Stated problem =
Quote the records below in full, exactly as given, with the images taken out.

[Stored data entries]
- - -
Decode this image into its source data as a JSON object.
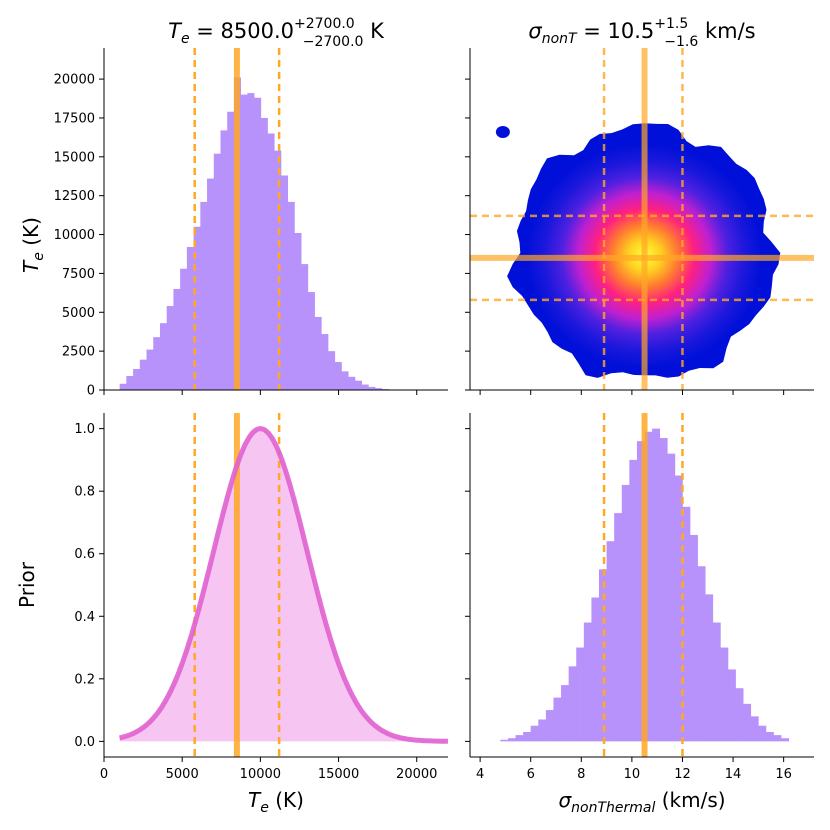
{
  "chart_data": [
    {
      "type": "bar",
      "panel": "top-left",
      "description_label": "Te marginal posterior histogram",
      "title": {
        "prefix": "T",
        "prefix_sub": "e",
        "value": " = 8500.0",
        "sup": "+2700.0",
        "sub": "−2700.0",
        "unit": " K"
      },
      "ylabel": {
        "main": "T",
        "sub": "e",
        "unit": " (K)"
      },
      "ylim": [
        0,
        22000
      ],
      "yticks": [
        "0",
        "2500",
        "5000",
        "7500",
        "10000",
        "12500",
        "15000",
        "17500",
        "20000"
      ],
      "ytick_values": [
        0,
        2500,
        5000,
        7500,
        10000,
        12500,
        15000,
        17500,
        20000
      ],
      "xlim": [
        0,
        22000
      ],
      "bin_width": 430,
      "bin_start": 1000,
      "values": [
        400,
        900,
        1350,
        1950,
        2600,
        3400,
        4300,
        5400,
        6500,
        7800,
        9200,
        10500,
        12100,
        13600,
        15200,
        16700,
        17900,
        20100,
        19000,
        19100,
        18800,
        17500,
        16500,
        15400,
        13800,
        12100,
        10100,
        8100,
        6300,
        4700,
        3600,
        2500,
        1800,
        1200,
        850,
        600,
        350,
        200,
        120,
        60,
        30
      ],
      "median": 8500,
      "lower": 5800,
      "upper": 11200
    },
    {
      "type": "heatmap",
      "panel": "top-right",
      "description_label": "joint posterior density of sigma_nonT and Te",
      "title": {
        "prefix": "σ",
        "prefix_sub": "nonT",
        "value": " = 10.5",
        "sup": "+1.5",
        "sub": "−1.6",
        "unit": " km/s"
      },
      "xlim": [
        3.6,
        17.2
      ],
      "ylim": [
        0,
        22000
      ],
      "median_x": 10.5,
      "lower_x": 8.9,
      "upper_x": 12.0,
      "median_y": 8500,
      "lower_y": 5800,
      "upper_y": 11200
    },
    {
      "type": "area",
      "panel": "bottom-left",
      "description_label": "Te prior (normalised Gaussian)",
      "ylabel": "Prior",
      "xlabel": {
        "main": "T",
        "sub": "e",
        "unit": " (K)"
      },
      "xlim": [
        0,
        22000
      ],
      "ylim": [
        -0.05,
        1.05
      ],
      "xticks": [
        "0",
        "5000",
        "10000",
        "15000",
        "20000"
      ],
      "xtick_values": [
        0,
        5000,
        10000,
        15000,
        20000
      ],
      "yticks": [
        "0.0",
        "0.2",
        "0.4",
        "0.6",
        "0.8",
        "1.0"
      ],
      "ytick_values": [
        0.0,
        0.2,
        0.4,
        0.6,
        0.8,
        1.0
      ],
      "prior_mean": 10000,
      "prior_sigma": 3000,
      "x_start": 1000,
      "median": 8500,
      "lower": 5800,
      "upper": 11200
    },
    {
      "type": "bar",
      "panel": "bottom-right",
      "description_label": "sigma_nonThermal marginal posterior histogram",
      "xlabel": {
        "main": "σ",
        "sub": "nonThermal",
        "unit": " (km/s)"
      },
      "xlim": [
        3.6,
        17.2
      ],
      "ylim": [
        -0.05,
        1.05
      ],
      "xticks": [
        "4",
        "6",
        "8",
        "10",
        "12",
        "14",
        "16"
      ],
      "xtick_values": [
        4,
        6,
        8,
        10,
        12,
        14,
        16
      ],
      "bin_start": 4.8,
      "bin_width": 0.3,
      "values": [
        0.005,
        0.01,
        0.02,
        0.03,
        0.05,
        0.07,
        0.1,
        0.14,
        0.18,
        0.24,
        0.3,
        0.38,
        0.46,
        0.55,
        0.64,
        0.73,
        0.82,
        0.9,
        0.96,
        0.99,
        1.0,
        0.97,
        0.92,
        0.85,
        0.75,
        0.66,
        0.56,
        0.47,
        0.38,
        0.3,
        0.23,
        0.17,
        0.12,
        0.08,
        0.05,
        0.03,
        0.02,
        0.01
      ],
      "median": 10.5,
      "lower": 8.9,
      "upper": 12.0
    }
  ],
  "colors": {
    "hist_fill": "#b48cfb",
    "prior_fill": "#f5c2f0",
    "prior_line": "#e060d0",
    "median_line": "#ffa826",
    "bounds_line": "#ffa826",
    "density_low": "#0010d8",
    "density_high": "#ffff40"
  }
}
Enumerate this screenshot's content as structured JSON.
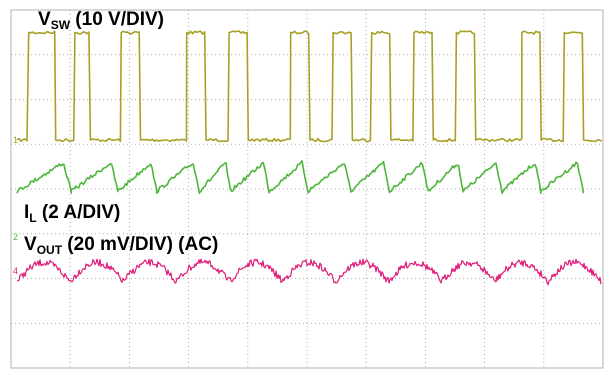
{
  "chart_data": {
    "type": "line",
    "grid": true,
    "series": [
      {
        "name": "VSW (10 V/DIV)",
        "label_main": "V",
        "label_sub": "SW",
        "label_rest": " (10 V/DIV)",
        "marker": "1",
        "color": "#a8a026",
        "low_level_div": 0,
        "high_level_div": 2.4,
        "pulses": [
          [
            0.2,
            0.9
          ],
          [
            1.4,
            1.8
          ],
          [
            2.6,
            3.1
          ],
          [
            4.3,
            4.8
          ],
          [
            5.4,
            5.9
          ],
          [
            7.0,
            7.5
          ],
          [
            8.1,
            8.6
          ],
          [
            9.1,
            9.6
          ],
          [
            10.2,
            10.7
          ],
          [
            11.3,
            11.8
          ],
          [
            13.0,
            13.5
          ],
          [
            14.1,
            14.6
          ]
        ]
      },
      {
        "name": "IL (2 A/DIV)",
        "label_main": "I",
        "label_sub": "L",
        "label_rest": " (2 A/DIV)",
        "marker": "2",
        "color": "#4cb53a",
        "offset_div": 0,
        "amplitude_div": 0.32,
        "triangle_peaks": [
          0.0,
          1.4,
          2.6,
          3.6,
          4.7,
          5.5,
          6.5,
          7.5,
          8.6,
          9.6,
          10.6,
          11.5,
          12.5,
          13.5,
          14.6
        ]
      },
      {
        "name": "VOUT (20 mV/DIV) (AC)",
        "label_main": "V",
        "label_sub": "OUT",
        "label_rest": " (20 mV/DIV) (AC)",
        "marker": "4",
        "color": "#e01b7a",
        "offset_div": 0,
        "amplitude_div": 0.35,
        "cycle_count": 11
      }
    ],
    "axes": {
      "x_divisions": 10,
      "y_divisions": 8
    }
  }
}
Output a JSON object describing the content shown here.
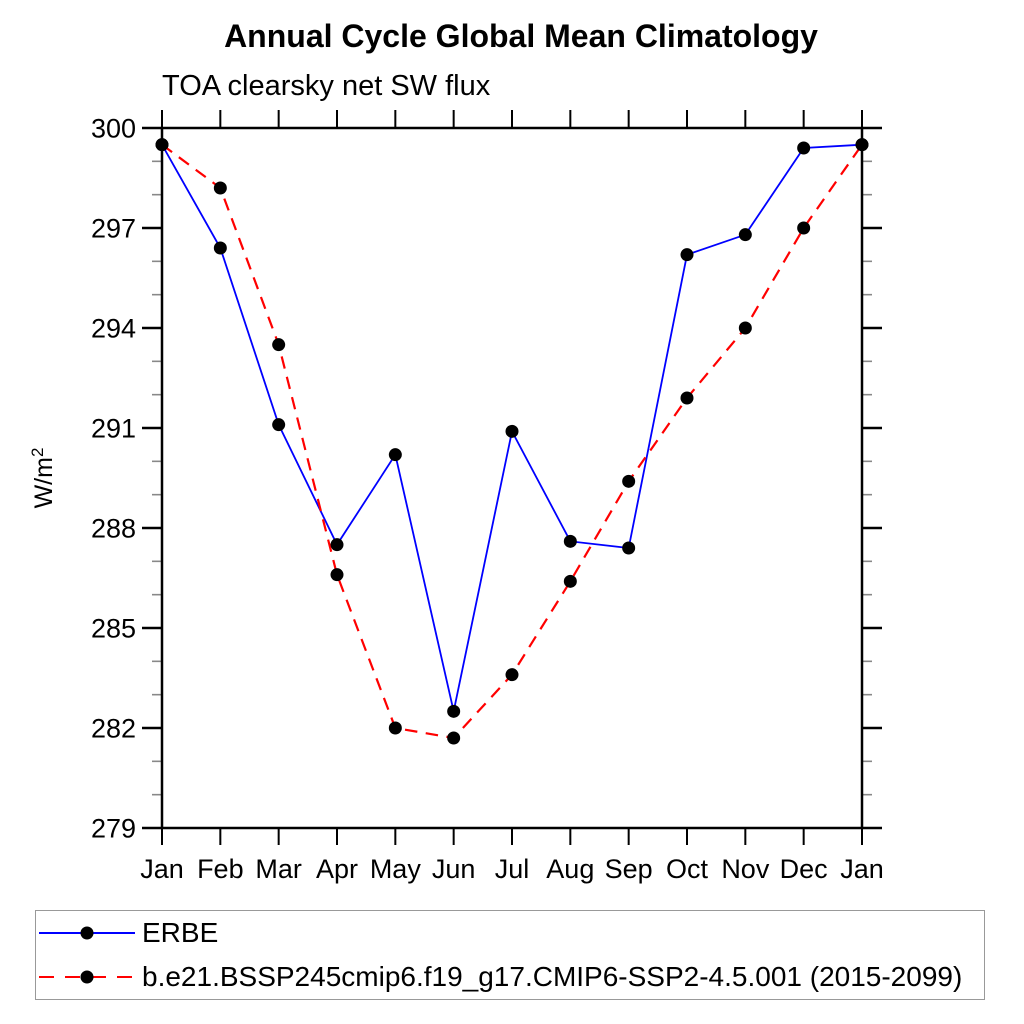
- - -
Output for this task =
Decode this image into its source data as a JSON object.
{
  "chart_data": [
    {
      "type": "bar",
      "panel": "top-left",
      "description_label": "Te marginal posterior histogram",
      "title": {
        "prefix": "T",
        "prefix_sub": "e",
        "value": " = 8500.0",
        "sup": "+2700.0",
        "sub": "−2700.0",
        "unit": " K"
      },
      "ylabel": {
        "main": "T",
        "sub": "e",
        "unit": " (K)"
      },
      "ylim": [
        0,
        22000
      ],
      "yticks": [
        "0",
        "2500",
        "5000",
        "7500",
        "10000",
        "12500",
        "15000",
        "17500",
        "20000"
      ],
      "ytick_values": [
        0,
        2500,
        5000,
        7500,
        10000,
        12500,
        15000,
        17500,
        20000
      ],
      "xlim": [
        0,
        22000
      ],
      "bin_width": 430,
      "bin_start": 1000,
      "values": [
        400,
        900,
        1350,
        1950,
        2600,
        3400,
        4300,
        5400,
        6500,
        7800,
        9200,
        10500,
        12100,
        13600,
        15200,
        16700,
        17900,
        20100,
        19000,
        19100,
        18800,
        17500,
        16500,
        15400,
        13800,
        12100,
        10100,
        8100,
        6300,
        4700,
        3600,
        2500,
        1800,
        1200,
        850,
        600,
        350,
        200,
        120,
        60,
        30
      ],
      "median": 8500,
      "lower": 5800,
      "upper": 11200
    },
    {
      "type": "heatmap",
      "panel": "top-right",
      "description_label": "joint posterior density of sigma_nonT and Te",
      "title": {
        "prefix": "σ",
        "prefix_sub": "nonT",
        "value": " = 10.5",
        "sup": "+1.5",
        "sub": "−1.6",
        "unit": " km/s"
      },
      "xlim": [
        3.6,
        17.2
      ],
      "ylim": [
        0,
        22000
      ],
      "median_x": 10.5,
      "lower_x": 8.9,
      "upper_x": 12.0,
      "median_y": 8500,
      "lower_y": 5800,
      "upper_y": 11200
    },
    {
      "type": "area",
      "panel": "bottom-left",
      "description_label": "Te prior (normalised Gaussian)",
      "ylabel": "Prior",
      "xlabel": {
        "main": "T",
        "sub": "e",
        "unit": " (K)"
      },
      "xlim": [
        0,
        22000
      ],
      "ylim": [
        -0.05,
        1.05
      ],
      "xticks": [
        "0",
        "5000",
        "10000",
        "15000",
        "20000"
      ],
      "xtick_values": [
        0,
        5000,
        10000,
        15000,
        20000
      ],
      "yticks": [
        "0.0",
        "0.2",
        "0.4",
        "0.6",
        "0.8",
        "1.0"
      ],
      "ytick_values": [
        0.0,
        0.2,
        0.4,
        0.6,
        0.8,
        1.0
      ],
      "prior_mean": 10000,
      "prior_sigma": 3000,
      "x_start": 1000,
      "median": 8500,
      "lower": 5800,
      "upper": 11200
    },
    {
      "type": "bar",
      "panel": "bottom-right",
      "description_label": "sigma_nonThermal marginal posterior histogram",
      "xlabel": {
        "main": "σ",
        "sub": "nonThermal",
        "unit": " (km/s)"
      },
      "xlim": [
        3.6,
        17.2
      ],
      "ylim": [
        -0.05,
        1.05
      ],
      "xticks": [
        "4",
        "6",
        "8",
        "10",
        "12",
        "14",
        "16"
      ],
      "xtick_values": [
        4,
        6,
        8,
        10,
        12,
        14,
        16
      ],
      "bin_start": 4.8,
      "bin_width": 0.3,
      "values": [
        0.005,
        0.01,
        0.02,
        0.03,
        0.05,
        0.07,
        0.1,
        0.14,
        0.18,
        0.24,
        0.3,
        0.38,
        0.46,
        0.55,
        0.64,
        0.73,
        0.82,
        0.9,
        0.96,
        0.99,
        1.0,
        0.97,
        0.92,
        0.85,
        0.75,
        0.66,
        0.56,
        0.47,
        0.38,
        0.3,
        0.23,
        0.17,
        0.12,
        0.08,
        0.05,
        0.03,
        0.02,
        0.01
      ],
      "median": 10.5,
      "lower": 8.9,
      "upper": 12.0
    }
  ],
  "colors": {
    "hist_fill": "#b48cfb",
    "prior_fill": "#f5c2f0",
    "prior_line": "#e060d0",
    "median_line": "#ffa826",
    "bounds_line": "#ffa826",
    "density_low": "#0010d8",
    "density_high": "#ffff40"
  }
}
Enumerate this screenshot's content as structured JSON.
{
  "chart_data": {
    "type": "line",
    "grid": true,
    "series": [
      {
        "name": "VSW (10 V/DIV)",
        "label_main": "V",
        "label_sub": "SW",
        "label_rest": " (10 V/DIV)",
        "marker": "1",
        "color": "#a8a026",
        "low_level_div": 0,
        "high_level_div": 2.4,
        "pulses": [
          [
            0.2,
            0.9
          ],
          [
            1.4,
            1.8
          ],
          [
            2.6,
            3.1
          ],
          [
            4.3,
            4.8
          ],
          [
            5.4,
            5.9
          ],
          [
            7.0,
            7.5
          ],
          [
            8.1,
            8.6
          ],
          [
            9.1,
            9.6
          ],
          [
            10.2,
            10.7
          ],
          [
            11.3,
            11.8
          ],
          [
            13.0,
            13.5
          ],
          [
            14.1,
            14.6
          ]
        ]
      },
      {
        "name": "IL (2 A/DIV)",
        "label_main": "I",
        "label_sub": "L",
        "label_rest": " (2 A/DIV)",
        "marker": "2",
        "color": "#4cb53a",
        "offset_div": 0,
        "amplitude_div": 0.32,
        "triangle_peaks": [
          0.0,
          1.4,
          2.6,
          3.6,
          4.7,
          5.5,
          6.5,
          7.5,
          8.6,
          9.6,
          10.6,
          11.5,
          12.5,
          13.5,
          14.6
        ]
      },
      {
        "name": "VOUT (20 mV/DIV) (AC)",
        "label_main": "V",
        "label_sub": "OUT",
        "label_rest": " (20 mV/DIV) (AC)",
        "marker": "4",
        "color": "#e01b7a",
        "offset_div": 0,
        "amplitude_div": 0.35,
        "cycle_count": 11
      }
    ],
    "axes": {
      "x_divisions": 10,
      "y_divisions": 8
    }
  }
}
Output a JSON object describing the content shown here.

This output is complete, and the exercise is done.